> Data rows
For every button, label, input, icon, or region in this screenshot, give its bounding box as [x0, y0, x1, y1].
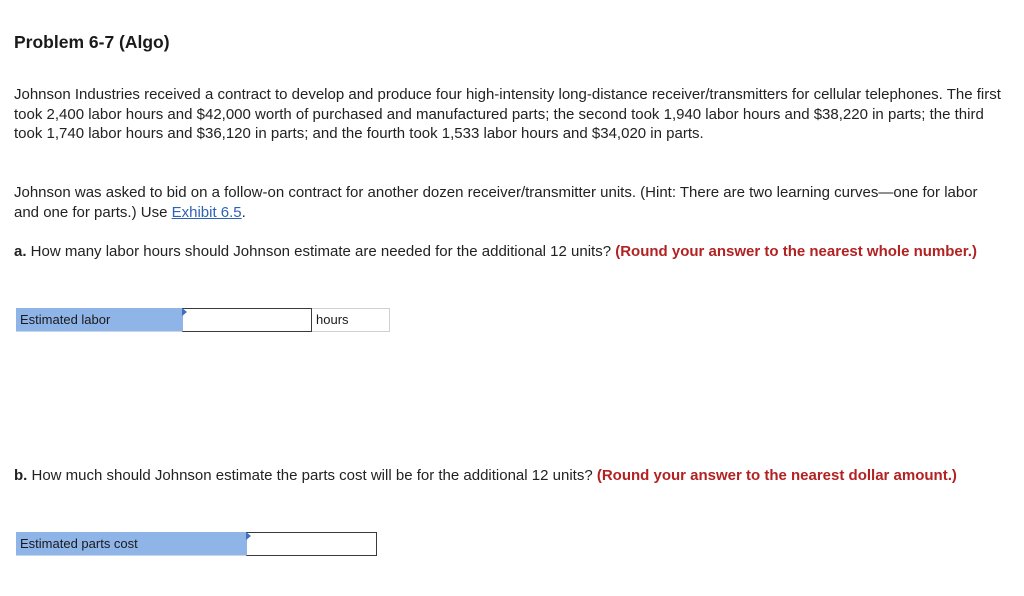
question-a-text: How many labor hours should Johnson estimate are needed for the additional 12 units? — [26, 243, 616, 260]
exhibit-link[interactable]: Exhibit 6.5 — [171, 203, 242, 221]
estimated-labor-input-wrap — [182, 308, 312, 332]
question-b — [14, 466, 1004, 486]
estimated-parts-cost-label: Estimated parts cost — [16, 532, 246, 556]
answer-row-labor — [16, 308, 390, 332]
estimated-parts-cost-input[interactable] — [246, 532, 377, 556]
question-b-hint: (Round your answer to the nearest dollar amount.) — [596, 467, 957, 484]
question-a — [14, 242, 1004, 262]
estimated-labor-input[interactable] — [182, 308, 312, 332]
bid-instructions-text: Johnson was asked to bid on a follow-on contract for another dozen receiver/transmitter units. (Hint: There are two learning curves—one for labor and one for parts.) Use — [14, 184, 978, 221]
estimated-parts-cost-input-wrap — [246, 532, 377, 556]
problem-title: Problem 6-7 (Algo) — [14, 32, 170, 52]
estimated-labor-label: Estimated labor — [16, 308, 182, 332]
bid-instructions-end: . — [241, 203, 246, 221]
question-b-text: How much should Johnson estimate the parts cost will be for the additional 12 units? — [27, 467, 597, 484]
labor-unit-label: hours — [312, 308, 390, 332]
question-a-letter: a. — [14, 243, 27, 260]
question-b-letter: b. — [14, 467, 28, 484]
question-a-hint: (Round your answer to the nearest whole number.) — [615, 243, 977, 260]
answer-row-parts — [16, 532, 377, 556]
problem-description: Johnson Industries received a contract to develop and produce four high-intensity long-distance receiver/transmitters for cellular telephones. The first took 2,400 labor hours and $42,000 worth of purchased and manufactured parts; the second took 1,940 labor hours and $38,220 in parts; the third took 1,740 labor hours and $36,120 in parts; and the fourth took 1,533 labor hours and $34,020 in parts. — [14, 86, 1001, 142]
bid-instructions — [14, 183, 1004, 222]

> Problem
Render each line of the data above as a Markdown table with two columns, Row and Entry, numbering the rows from 1 in order. Leave out blank lines and the picture.

> Result for this exercise
| Row | Entry |
|---|---|
| 1 | For every button, label, input, icon, or region in this screenshot, give its bounding box as [x0, y0, x1, y1]. |
| 2 | question-a-text: How many labor hours should Johnson estimate are needed for the additional 12 units? — [26, 243, 616, 260] |
| 3 | exhibit-link[interactable]: Exhibit 6.5 — [171, 203, 242, 221] |
| 4 | estimated-labor-input-wrap — [182, 308, 312, 332] |
| 5 | question-b — [14, 466, 1004, 486] |
| 6 | estimated-parts-cost-label: Estimated parts cost — [16, 532, 246, 556] |
| 7 | answer-row-labor — [16, 308, 390, 332] |
| 8 | estimated-parts-cost-input[interactable] — [246, 532, 377, 556] |
| 9 | question-b-hint: (Round your answer to the nearest dollar amount.) — [596, 467, 957, 484] |
| 10 | question-a — [14, 242, 1004, 262] |
| 11 | estimated-labor-input[interactable] — [182, 308, 312, 332] |
| 12 | bid-instructions-text: Johnson was asked to bid on a follow-on contract for another dozen receiver/transmitter units. (Hint: There are two learning curves—one for labor and one for parts.) Use — [14, 184, 978, 221] |
| 13 | estimated-parts-cost-input-wrap — [246, 532, 377, 556] |
| 14 | problem-title: Problem 6-7 (Algo) — [14, 32, 170, 52] |
| 15 | estimated-labor-label: Estimated labor — [16, 308, 182, 332] |
| 16 | bid-instructions-end: . — [241, 203, 246, 221] |
| 17 | question-b-text: How much should Johnson estimate the parts cost will be for the additional 12 units? — [27, 467, 597, 484] |
| 18 | labor-unit-label: hours — [312, 308, 390, 332] |
| 19 | question-a-letter: a. — [14, 243, 27, 260] |
| 20 | question-b-letter: b. — [14, 467, 28, 484] |
| 21 | question-a-hint: (Round your answer to the nearest whole number.) — [615, 243, 977, 260] |
| 22 | answer-row-parts — [16, 532, 377, 556] |
| 23 | problem-description: Johnson Industries received a contract to develop and produce four high-intensity long-distance receiver/transmitters for cellular telephones. The first took 2,400 labor hours and $42,000 worth of purchased and manufactured parts; the second took 1,940 labor hours and $38,220 in parts; the third took 1,740 labor hours and $36,120 in parts; and the fourth took 1,533 labor hours and $34,020 in parts. — [14, 86, 1001, 142] |
| 24 | bid-instructions — [14, 183, 1004, 222] |